Which lines below hold the word "this"? Copy all of them.

++++ ROWS ++++

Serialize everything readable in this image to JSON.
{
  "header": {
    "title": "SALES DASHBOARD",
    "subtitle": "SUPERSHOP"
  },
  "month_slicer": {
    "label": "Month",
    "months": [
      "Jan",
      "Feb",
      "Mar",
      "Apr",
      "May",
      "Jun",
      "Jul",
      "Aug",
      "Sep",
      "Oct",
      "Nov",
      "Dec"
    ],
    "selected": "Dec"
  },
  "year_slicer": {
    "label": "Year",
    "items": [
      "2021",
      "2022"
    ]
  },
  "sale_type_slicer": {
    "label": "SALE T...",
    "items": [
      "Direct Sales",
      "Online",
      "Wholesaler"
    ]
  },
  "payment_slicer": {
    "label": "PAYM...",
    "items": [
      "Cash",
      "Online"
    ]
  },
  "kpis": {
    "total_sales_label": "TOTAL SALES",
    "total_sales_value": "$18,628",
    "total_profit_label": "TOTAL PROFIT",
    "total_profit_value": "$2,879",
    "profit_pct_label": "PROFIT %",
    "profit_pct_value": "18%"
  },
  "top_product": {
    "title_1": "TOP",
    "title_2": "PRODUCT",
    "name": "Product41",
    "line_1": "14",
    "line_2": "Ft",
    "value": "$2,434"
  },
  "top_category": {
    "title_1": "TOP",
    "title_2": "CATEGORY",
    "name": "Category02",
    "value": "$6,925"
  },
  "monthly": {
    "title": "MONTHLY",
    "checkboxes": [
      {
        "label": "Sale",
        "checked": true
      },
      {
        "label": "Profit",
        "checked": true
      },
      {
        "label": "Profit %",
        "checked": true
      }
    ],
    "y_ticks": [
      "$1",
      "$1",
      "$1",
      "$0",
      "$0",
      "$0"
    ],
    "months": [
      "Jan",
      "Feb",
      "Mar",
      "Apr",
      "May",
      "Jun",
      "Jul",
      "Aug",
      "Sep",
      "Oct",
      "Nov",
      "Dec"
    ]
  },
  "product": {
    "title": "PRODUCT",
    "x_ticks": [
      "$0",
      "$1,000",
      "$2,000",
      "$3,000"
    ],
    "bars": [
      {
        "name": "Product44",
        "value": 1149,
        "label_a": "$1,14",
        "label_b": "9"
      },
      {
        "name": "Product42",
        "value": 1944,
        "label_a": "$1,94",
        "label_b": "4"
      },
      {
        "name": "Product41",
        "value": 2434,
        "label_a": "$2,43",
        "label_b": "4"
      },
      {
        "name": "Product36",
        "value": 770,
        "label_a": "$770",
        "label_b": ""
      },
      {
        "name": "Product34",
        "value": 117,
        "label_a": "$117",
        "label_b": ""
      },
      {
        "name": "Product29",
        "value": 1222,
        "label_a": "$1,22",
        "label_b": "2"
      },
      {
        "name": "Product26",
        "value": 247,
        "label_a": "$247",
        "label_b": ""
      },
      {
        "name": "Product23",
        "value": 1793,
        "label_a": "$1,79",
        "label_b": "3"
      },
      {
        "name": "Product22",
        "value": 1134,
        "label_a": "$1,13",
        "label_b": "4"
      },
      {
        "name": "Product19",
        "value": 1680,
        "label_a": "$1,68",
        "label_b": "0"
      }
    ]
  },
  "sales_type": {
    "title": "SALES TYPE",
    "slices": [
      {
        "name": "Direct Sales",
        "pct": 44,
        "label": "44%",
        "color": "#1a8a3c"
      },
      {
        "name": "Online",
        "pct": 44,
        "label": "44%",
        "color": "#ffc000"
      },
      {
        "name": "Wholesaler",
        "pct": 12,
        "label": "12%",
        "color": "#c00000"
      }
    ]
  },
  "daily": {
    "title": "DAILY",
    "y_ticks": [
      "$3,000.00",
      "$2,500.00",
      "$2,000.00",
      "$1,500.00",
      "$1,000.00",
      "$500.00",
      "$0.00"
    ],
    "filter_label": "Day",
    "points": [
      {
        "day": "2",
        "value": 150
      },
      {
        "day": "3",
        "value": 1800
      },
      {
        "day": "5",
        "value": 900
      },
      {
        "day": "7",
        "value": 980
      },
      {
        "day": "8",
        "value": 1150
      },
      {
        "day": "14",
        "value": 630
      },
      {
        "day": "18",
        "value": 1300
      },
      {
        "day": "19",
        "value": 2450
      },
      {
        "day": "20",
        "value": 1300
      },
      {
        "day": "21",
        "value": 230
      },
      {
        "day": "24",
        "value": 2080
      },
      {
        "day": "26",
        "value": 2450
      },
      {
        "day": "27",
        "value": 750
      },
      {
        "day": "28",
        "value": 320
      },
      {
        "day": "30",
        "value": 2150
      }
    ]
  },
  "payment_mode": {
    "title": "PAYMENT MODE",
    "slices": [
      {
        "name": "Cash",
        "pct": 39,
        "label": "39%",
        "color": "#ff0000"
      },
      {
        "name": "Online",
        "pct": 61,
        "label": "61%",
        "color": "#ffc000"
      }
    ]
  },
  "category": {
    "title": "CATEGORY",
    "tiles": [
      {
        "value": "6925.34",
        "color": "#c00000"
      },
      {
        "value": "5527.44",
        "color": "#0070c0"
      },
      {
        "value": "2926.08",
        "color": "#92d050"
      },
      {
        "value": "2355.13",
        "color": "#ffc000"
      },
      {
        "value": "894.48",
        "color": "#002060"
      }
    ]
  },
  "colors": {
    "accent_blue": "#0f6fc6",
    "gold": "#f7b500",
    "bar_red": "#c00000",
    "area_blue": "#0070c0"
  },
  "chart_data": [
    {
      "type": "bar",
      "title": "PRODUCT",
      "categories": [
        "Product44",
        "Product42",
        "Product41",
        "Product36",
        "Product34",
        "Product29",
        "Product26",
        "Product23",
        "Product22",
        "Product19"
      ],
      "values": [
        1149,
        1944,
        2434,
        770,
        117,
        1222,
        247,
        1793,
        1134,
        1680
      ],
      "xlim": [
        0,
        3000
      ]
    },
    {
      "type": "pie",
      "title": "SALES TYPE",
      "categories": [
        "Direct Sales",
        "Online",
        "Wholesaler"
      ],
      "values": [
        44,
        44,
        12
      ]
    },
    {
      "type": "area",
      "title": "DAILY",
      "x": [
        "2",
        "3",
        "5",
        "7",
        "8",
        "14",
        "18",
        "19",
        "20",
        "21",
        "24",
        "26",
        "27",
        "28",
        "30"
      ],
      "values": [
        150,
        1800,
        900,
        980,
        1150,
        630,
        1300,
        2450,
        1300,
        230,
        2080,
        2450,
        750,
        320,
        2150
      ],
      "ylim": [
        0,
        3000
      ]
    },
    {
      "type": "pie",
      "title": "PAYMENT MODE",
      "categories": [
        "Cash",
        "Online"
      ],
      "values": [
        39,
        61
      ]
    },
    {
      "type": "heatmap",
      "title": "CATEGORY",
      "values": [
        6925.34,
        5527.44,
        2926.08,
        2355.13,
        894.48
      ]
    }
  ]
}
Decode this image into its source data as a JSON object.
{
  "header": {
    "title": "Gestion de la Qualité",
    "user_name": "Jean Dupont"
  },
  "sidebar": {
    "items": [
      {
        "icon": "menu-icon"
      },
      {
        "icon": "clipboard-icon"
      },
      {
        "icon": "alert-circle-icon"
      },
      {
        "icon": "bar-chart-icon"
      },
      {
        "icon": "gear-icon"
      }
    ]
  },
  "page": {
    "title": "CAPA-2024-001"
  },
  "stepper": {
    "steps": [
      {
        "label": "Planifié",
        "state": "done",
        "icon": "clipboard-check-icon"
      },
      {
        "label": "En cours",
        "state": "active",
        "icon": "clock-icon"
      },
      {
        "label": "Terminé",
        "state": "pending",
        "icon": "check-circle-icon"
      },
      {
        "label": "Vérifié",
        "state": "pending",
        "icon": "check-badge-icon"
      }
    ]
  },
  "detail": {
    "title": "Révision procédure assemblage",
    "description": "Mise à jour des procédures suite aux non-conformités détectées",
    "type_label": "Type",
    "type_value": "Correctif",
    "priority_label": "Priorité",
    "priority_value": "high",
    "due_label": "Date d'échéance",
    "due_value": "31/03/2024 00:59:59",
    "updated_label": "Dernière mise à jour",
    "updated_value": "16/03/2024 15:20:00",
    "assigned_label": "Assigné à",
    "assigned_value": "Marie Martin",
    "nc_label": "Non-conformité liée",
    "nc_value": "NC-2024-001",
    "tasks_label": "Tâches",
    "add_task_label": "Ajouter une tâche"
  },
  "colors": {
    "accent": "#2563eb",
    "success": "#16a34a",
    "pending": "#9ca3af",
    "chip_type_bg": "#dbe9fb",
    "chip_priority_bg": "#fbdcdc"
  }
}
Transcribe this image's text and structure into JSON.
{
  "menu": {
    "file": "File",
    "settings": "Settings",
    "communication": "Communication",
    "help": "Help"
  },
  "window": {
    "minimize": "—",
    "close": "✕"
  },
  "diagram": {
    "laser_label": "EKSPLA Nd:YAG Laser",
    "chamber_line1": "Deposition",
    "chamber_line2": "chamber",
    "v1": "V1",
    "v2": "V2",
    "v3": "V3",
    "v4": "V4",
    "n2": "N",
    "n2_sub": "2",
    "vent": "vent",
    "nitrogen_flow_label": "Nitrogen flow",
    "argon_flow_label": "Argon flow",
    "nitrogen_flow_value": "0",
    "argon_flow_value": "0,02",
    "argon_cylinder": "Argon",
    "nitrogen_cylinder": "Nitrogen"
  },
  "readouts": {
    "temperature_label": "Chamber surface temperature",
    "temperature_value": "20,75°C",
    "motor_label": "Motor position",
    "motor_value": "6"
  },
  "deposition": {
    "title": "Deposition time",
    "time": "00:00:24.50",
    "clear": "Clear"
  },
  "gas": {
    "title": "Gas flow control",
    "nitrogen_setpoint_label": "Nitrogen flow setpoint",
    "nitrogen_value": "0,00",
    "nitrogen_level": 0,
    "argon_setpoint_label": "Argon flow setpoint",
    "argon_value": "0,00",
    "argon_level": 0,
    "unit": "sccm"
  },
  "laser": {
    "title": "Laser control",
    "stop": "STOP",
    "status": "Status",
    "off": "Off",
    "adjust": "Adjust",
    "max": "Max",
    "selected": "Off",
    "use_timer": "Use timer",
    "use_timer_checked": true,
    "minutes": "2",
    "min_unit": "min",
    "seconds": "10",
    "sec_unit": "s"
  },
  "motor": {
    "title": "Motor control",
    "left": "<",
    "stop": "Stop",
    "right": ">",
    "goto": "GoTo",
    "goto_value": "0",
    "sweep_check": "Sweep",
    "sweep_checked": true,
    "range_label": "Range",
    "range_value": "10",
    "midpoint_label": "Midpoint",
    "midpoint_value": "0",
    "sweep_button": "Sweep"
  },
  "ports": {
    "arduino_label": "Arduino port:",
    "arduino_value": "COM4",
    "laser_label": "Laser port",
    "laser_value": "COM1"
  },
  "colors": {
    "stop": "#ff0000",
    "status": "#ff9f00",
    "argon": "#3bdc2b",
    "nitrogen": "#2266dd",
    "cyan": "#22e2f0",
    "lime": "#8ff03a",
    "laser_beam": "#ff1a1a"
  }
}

++++

— THE RESULT —
Serialize everything readable in this image to JSON.
Decode this image into its source data as a JSON object.
Transcribe this image's text and structure into JSON.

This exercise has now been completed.